▶ Supplied entries

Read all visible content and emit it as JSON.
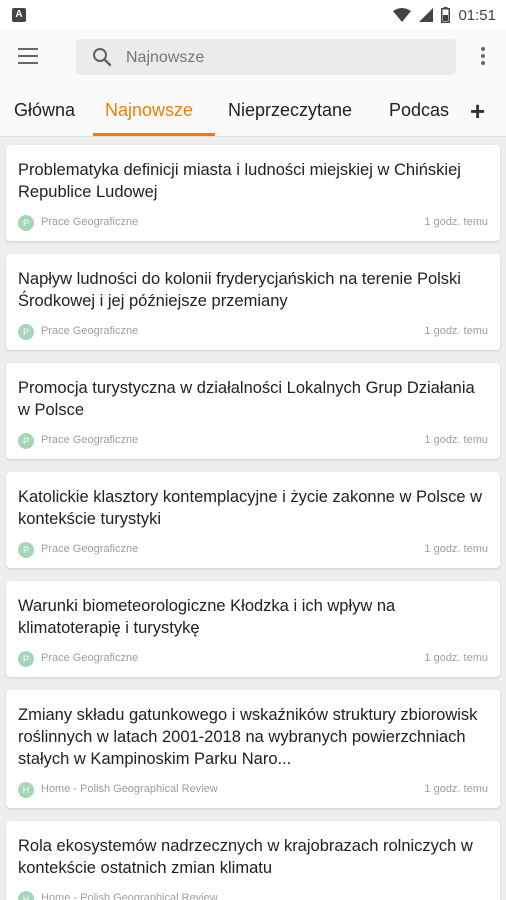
{
  "status": {
    "time": "01:51",
    "left_icon": "A"
  },
  "search": {
    "placeholder": "Najnowsze"
  },
  "tabs": [
    {
      "label": "Główna"
    },
    {
      "label": "Najnowsze"
    },
    {
      "label": "Nieprzeczytane"
    },
    {
      "label": "Podcas"
    }
  ],
  "active_tab": "Najnowsze",
  "colors": {
    "accent": "#f57c00",
    "source_icon": "#a5d6b7"
  },
  "articles": [
    {
      "title": "Problematyka definicji miasta i ludności miejskiej w Chińskiej Republice Ludowej",
      "source": "Prace Geograficzne",
      "time": "1 godz. temu",
      "icon_letter": "P"
    },
    {
      "title": "Napływ ludności do kolonii fryderycjańskich na terenie Polski Środkowej i jej późniejsze przemiany",
      "source": "Prace Geograficzne",
      "time": "1 godz. temu",
      "icon_letter": "P"
    },
    {
      "title": "Promocja turystyczna w działalności Lokalnych Grup Działania w Polsce",
      "source": "Prace Geograficzne",
      "time": "1 godz. temu",
      "icon_letter": "P"
    },
    {
      "title": "Katolickie klasztory kontemplacyjne i życie zakonne w Polsce w kontekście turystyki",
      "source": "Prace Geograficzne",
      "time": "1 godz. temu",
      "icon_letter": "P"
    },
    {
      "title": "Warunki biometeorologiczne Kłodzka i ich wpływ na klimatoterapię i turystykę",
      "source": "Prace Geograficzne",
      "time": "1 godz. temu",
      "icon_letter": "P"
    },
    {
      "title": "Zmiany składu gatunkowego i wskaźników struktury zbiorowisk roślinnych w latach 2001-2018 na wybranych powierzchniach stałych w Kampinoskim Parku Naro...",
      "source": "Home - Polish Geographical Review",
      "time": "1 godz. temu",
      "icon_letter": "H"
    },
    {
      "title": "Rola ekosystemów nadrzecznych w krajobrazach rolniczych w kontekście ostatnich zmian klimatu",
      "source": "Home - Polish Geographical Review",
      "time": "",
      "icon_letter": "H"
    }
  ]
}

▶ Short exercise
Output the entries above exactly. Drop the pictures.

▶ Task output
Read all visible content and emit it as JSON.
{
  "status": {
    "time": "01:51",
    "left_icon": "A"
  },
  "search": {
    "placeholder": "Najnowsze"
  },
  "tabs": [
    {
      "label": "Główna"
    },
    {
      "label": "Najnowsze"
    },
    {
      "label": "Nieprzeczytane"
    },
    {
      "label": "Podcas"
    }
  ],
  "active_tab": "Najnowsze",
  "colors": {
    "accent": "#f57c00",
    "source_icon": "#a5d6b7"
  },
  "articles": [
    {
      "title": "Problematyka definicji miasta i ludności miejskiej w Chińskiej Republice Ludowej",
      "source": "Prace Geograficzne",
      "time": "1 godz. temu",
      "icon_letter": "P"
    },
    {
      "title": "Napływ ludności do kolonii fryderycjańskich na terenie Polski Środkowej i jej późniejsze przemiany",
      "source": "Prace Geograficzne",
      "time": "1 godz. temu",
      "icon_letter": "P"
    },
    {
      "title": "Promocja turystyczna w działalności Lokalnych Grup Działania w Polsce",
      "source": "Prace Geograficzne",
      "time": "1 godz. temu",
      "icon_letter": "P"
    },
    {
      "title": "Katolickie klasztory kontemplacyjne i życie zakonne w Polsce w kontekście turystyki",
      "source": "Prace Geograficzne",
      "time": "1 godz. temu",
      "icon_letter": "P"
    },
    {
      "title": "Warunki biometeorologiczne Kłodzka i ich wpływ na klimatoterapię i turystykę",
      "source": "Prace Geograficzne",
      "time": "1 godz. temu",
      "icon_letter": "P"
    },
    {
      "title": "Zmiany składu gatunkowego i wskaźników struktury zbiorowisk roślinnych w latach 2001-2018 na wybranych powierzchniach stałych w Kampinoskim Parku Naro...",
      "source": "Home - Polish Geographical Review",
      "time": "1 godz. temu",
      "icon_letter": "H"
    },
    {
      "title": "Rola ekosystemów nadrzecznych w krajobrazach rolniczych w kontekście ostatnich zmian klimatu",
      "source": "Home - Polish Geographical Review",
      "time": "",
      "icon_letter": "H"
    }
  ]
}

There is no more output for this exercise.